■ **Directions**: State only the number of lines that contain the string "screenshot".

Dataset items
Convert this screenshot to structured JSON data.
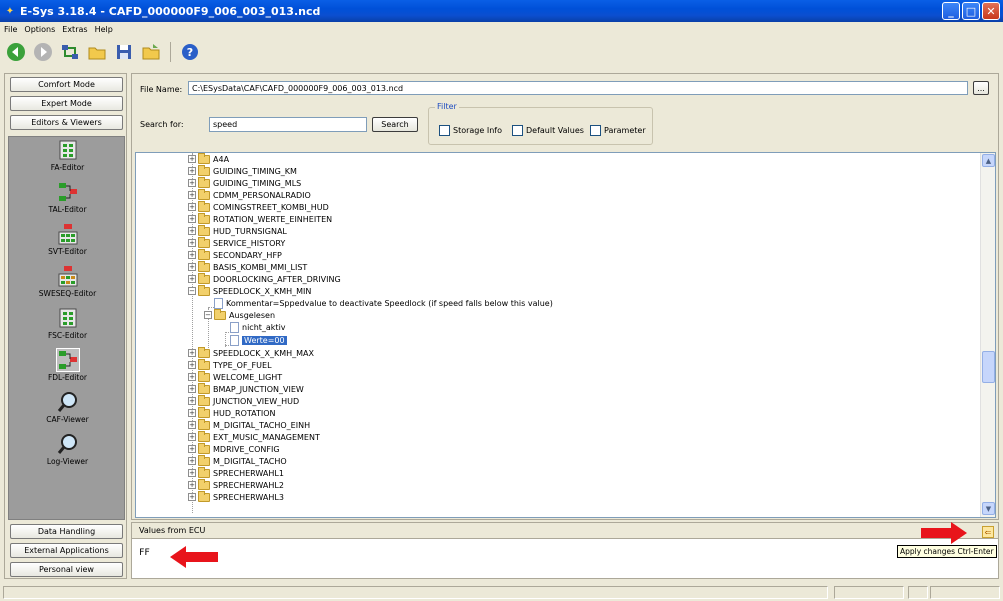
{
  "window": {
    "title": "E-Sys 3.18.4 - CAFD_000000F9_006_003_013.ncd"
  },
  "menu": [
    "File",
    "Options",
    "Extras",
    "Help"
  ],
  "left": {
    "modes": [
      "Comfort Mode",
      "Expert Mode",
      "Editors & Viewers"
    ],
    "tools": [
      "FA-Editor",
      "TAL-Editor",
      "SVT-Editor",
      "SWESEQ-Editor",
      "FSC-Editor",
      "FDL-Editor",
      "CAF-Viewer",
      "Log-Viewer"
    ],
    "bottom": [
      "Data Handling",
      "External Applications",
      "Personal view"
    ]
  },
  "form": {
    "file_label": "File Name:",
    "file_value": "C:\\ESysData\\CAF\\CAFD_000000F9_006_003_013.ncd",
    "browse_label": "...",
    "search_label": "Search for:",
    "search_value": "speed",
    "search_button": "Search",
    "filter_title": "Filter",
    "filter_storage": "Storage Info",
    "filter_default": "Default Values",
    "filter_param": "Parameter"
  },
  "tree": {
    "before": [
      "A4A",
      "GUIDING_TIMING_KM",
      "GUIDING_TIMING_MLS",
      "CDMM_PERSONALRADIO",
      "COMINGSTREET_KOMBI_HUD",
      "ROTATION_WERTE_EINHEITEN",
      "HUD_TURNSIGNAL",
      "SERVICE_HISTORY",
      "SECONDARY_HFP",
      "BASIS_KOMBI_MMI_LIST",
      "DOORLOCKING_AFTER_DRIVING"
    ],
    "open_node": "SPEEDLOCK_X_KMH_MIN",
    "kommentar": "Kommentar=Sppedvalue to deactivate Speedlock (if speed falls below this value)",
    "ausgelesen": "Ausgelesen",
    "nicht_aktiv": "nicht_aktiv",
    "werte": "Werte=00",
    "after": [
      "SPEEDLOCK_X_KMH_MAX",
      "TYPE_OF_FUEL",
      "WELCOME_LIGHT",
      "BMAP_JUNCTION_VIEW",
      "JUNCTION_VIEW_HUD",
      "HUD_ROTATION",
      "M_DIGITAL_TACHO_EINH",
      "EXT_MUSIC_MANAGEMENT",
      "MDRIVE_CONFIG",
      "M_DIGITAL_TACHO",
      "SPRECHERWAHL1",
      "SPRECHERWAHL2",
      "SPRECHERWAHL3"
    ]
  },
  "values": {
    "header": "Values from ECU",
    "content": "FF",
    "tooltip": "Apply changes  Ctrl-Enter"
  }
}
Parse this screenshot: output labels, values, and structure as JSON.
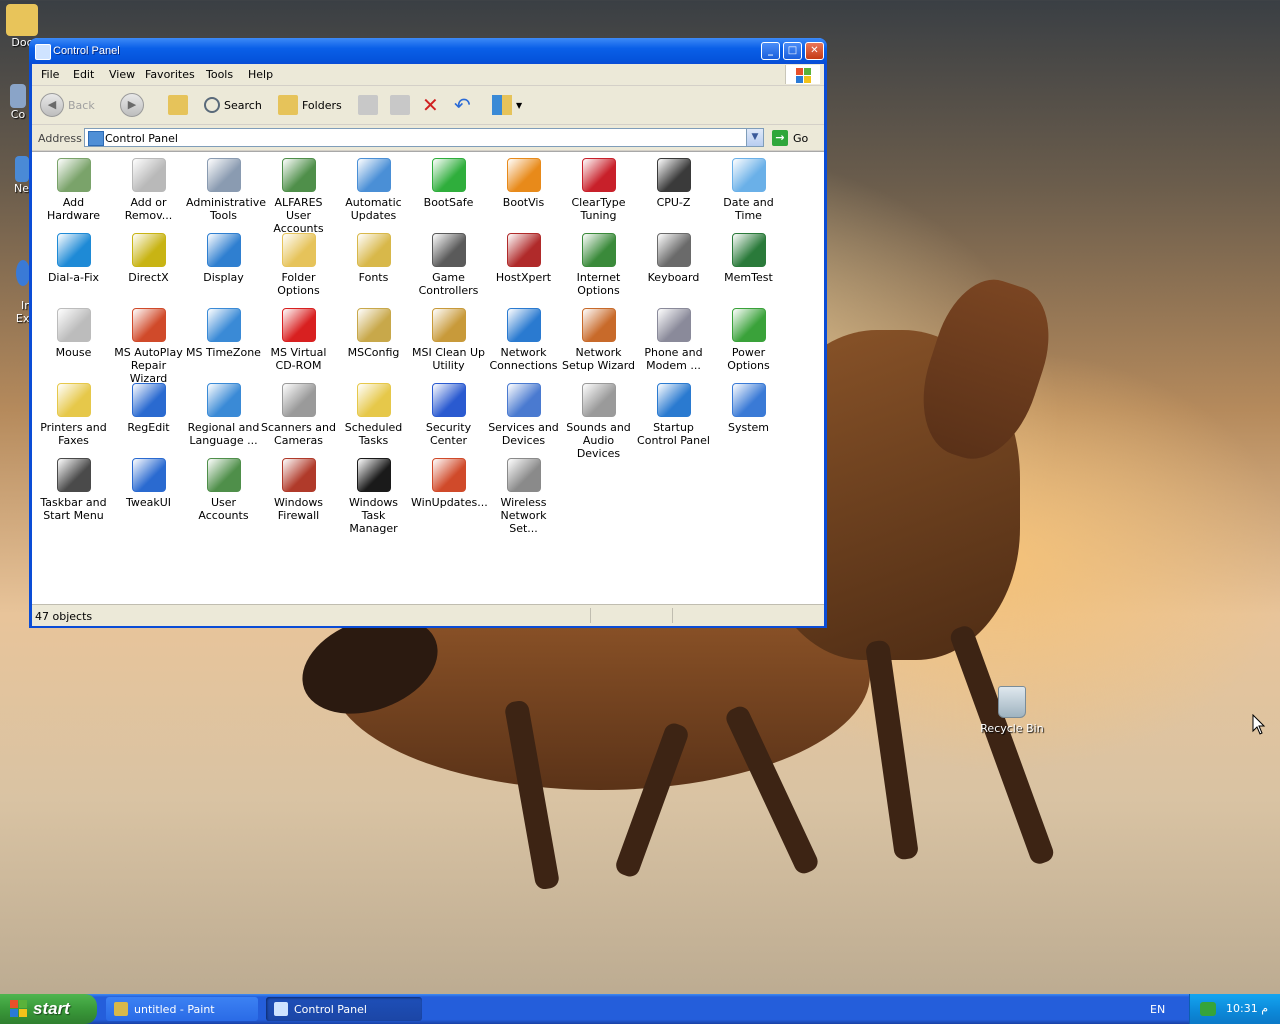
{
  "window": {
    "title": "Control Panel",
    "controls": {
      "minimize": "_",
      "maximize": "□",
      "close": "✕"
    }
  },
  "menu": [
    "File",
    "Edit",
    "View",
    "Favorites",
    "Tools",
    "Help"
  ],
  "toolbar": {
    "back_label": "Back",
    "search_label": "Search",
    "folders_label": "Folders"
  },
  "address": {
    "label": "Address",
    "value": "Control Panel",
    "go_label": "Go"
  },
  "items": [
    {
      "label": "Add Hardware",
      "icon": "add-hardware-icon",
      "color": "#7aa36a"
    },
    {
      "label": "Add or Remov...",
      "icon": "add-remove-programs-icon",
      "color": "#b9b9b9"
    },
    {
      "label": "Administrative Tools",
      "icon": "administrative-tools-icon",
      "color": "#8a9bb1"
    },
    {
      "label": "ALFARES User Accounts",
      "icon": "user-accounts-icon",
      "color": "#4f8f4a"
    },
    {
      "label": "Automatic Updates",
      "icon": "automatic-updates-icon",
      "color": "#4a8fd6"
    },
    {
      "label": "BootSafe",
      "icon": "bootsafe-icon",
      "color": "#2fae3c"
    },
    {
      "label": "BootVis",
      "icon": "bootvis-icon",
      "color": "#e88a1a"
    },
    {
      "label": "ClearType Tuning",
      "icon": "cleartype-icon",
      "color": "#c8202a"
    },
    {
      "label": "CPU-Z",
      "icon": "cpu-z-icon",
      "color": "#3a3a3a"
    },
    {
      "label": "Date and Time",
      "icon": "date-time-icon",
      "color": "#6ab0e8"
    },
    {
      "label": "Dial-a-Fix",
      "icon": "dial-a-fix-icon",
      "color": "#1e8ad6"
    },
    {
      "label": "DirectX",
      "icon": "directx-icon",
      "color": "#c8b414"
    },
    {
      "label": "Display",
      "icon": "display-icon",
      "color": "#2f7fd0"
    },
    {
      "label": "Folder Options",
      "icon": "folder-options-icon",
      "color": "#e6c35a"
    },
    {
      "label": "Fonts",
      "icon": "fonts-icon",
      "color": "#d8b84a"
    },
    {
      "label": "Game Controllers",
      "icon": "game-controllers-icon",
      "color": "#5a5a5a"
    },
    {
      "label": "HostXpert",
      "icon": "hostxpert-icon",
      "color": "#b02a2a"
    },
    {
      "label": "Internet Options",
      "icon": "internet-options-icon",
      "color": "#3a8a3a"
    },
    {
      "label": "Keyboard",
      "icon": "keyboard-icon",
      "color": "#6a6a6a"
    },
    {
      "label": "MemTest",
      "icon": "memtest-icon",
      "color": "#2a7a3a"
    },
    {
      "label": "Mouse",
      "icon": "mouse-icon",
      "color": "#bcbcbc"
    },
    {
      "label": "MS AutoPlay Repair Wizard",
      "icon": "autoplay-repair-icon",
      "color": "#d04a2a"
    },
    {
      "label": "MS TimeZone",
      "icon": "timezone-icon",
      "color": "#3a8ad6"
    },
    {
      "label": "MS Virtual CD-ROM",
      "icon": "virtual-cdrom-icon",
      "color": "#d82020"
    },
    {
      "label": "MSConfig",
      "icon": "msconfig-icon",
      "color": "#c8a84a"
    },
    {
      "label": "MSI Clean Up Utility",
      "icon": "msi-cleanup-icon",
      "color": "#c89a3a"
    },
    {
      "label": "Network Connections",
      "icon": "network-connections-icon",
      "color": "#2a7ad0"
    },
    {
      "label": "Network Setup Wizard",
      "icon": "network-setup-icon",
      "color": "#c86a2a"
    },
    {
      "label": "Phone and Modem ...",
      "icon": "phone-modem-icon",
      "color": "#8a8a9a"
    },
    {
      "label": "Power Options",
      "icon": "power-options-icon",
      "color": "#3aa23a"
    },
    {
      "label": "Printers and Faxes",
      "icon": "printers-faxes-icon",
      "color": "#e6c84a"
    },
    {
      "label": "RegEdit",
      "icon": "regedit-icon",
      "color": "#2a6ad0"
    },
    {
      "label": "Regional and Language ...",
      "icon": "regional-language-icon",
      "color": "#3a8ad6"
    },
    {
      "label": "Scanners and Cameras",
      "icon": "scanners-cameras-icon",
      "color": "#9a9a9a"
    },
    {
      "label": "Scheduled Tasks",
      "icon": "scheduled-tasks-icon",
      "color": "#e6c84a"
    },
    {
      "label": "Security Center",
      "icon": "security-center-icon",
      "color": "#2a5ad0"
    },
    {
      "label": "Services and Devices",
      "icon": "services-devices-icon",
      "color": "#4a7ad0"
    },
    {
      "label": "Sounds and Audio Devices",
      "icon": "sounds-audio-icon",
      "color": "#9a9a9a"
    },
    {
      "label": "Startup Control Panel",
      "icon": "startup-control-panel-icon",
      "color": "#2a7ad0"
    },
    {
      "label": "System",
      "icon": "system-icon",
      "color": "#3a7ad6"
    },
    {
      "label": "Taskbar and Start Menu",
      "icon": "taskbar-start-menu-icon",
      "color": "#4a4a4a"
    },
    {
      "label": "TweakUI",
      "icon": "tweakui-icon",
      "color": "#2a6ad0"
    },
    {
      "label": "User Accounts",
      "icon": "user-accounts-2-icon",
      "color": "#4f8f4a"
    },
    {
      "label": "Windows Firewall",
      "icon": "windows-firewall-icon",
      "color": "#b03a2a"
    },
    {
      "label": "Windows Task Manager",
      "icon": "task-manager-icon",
      "color": "#1a1a1a"
    },
    {
      "label": "WinUpdates...",
      "icon": "winupdates-icon",
      "color": "#d04a2a"
    },
    {
      "label": "Wireless Network Set...",
      "icon": "wireless-network-icon",
      "color": "#8a8a8a"
    }
  ],
  "status": {
    "text": "47 objects"
  },
  "desktop": {
    "recycle_bin": "Recycle Bin",
    "left_icons": [
      "Doc",
      "Co",
      "Ne",
      "In\nEx"
    ]
  },
  "taskbar": {
    "start_label": "start",
    "tasks": [
      "untitled - Paint",
      "Control Panel"
    ],
    "language": "EN",
    "clock": "10:31  م"
  }
}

■ **Exercise output**: 2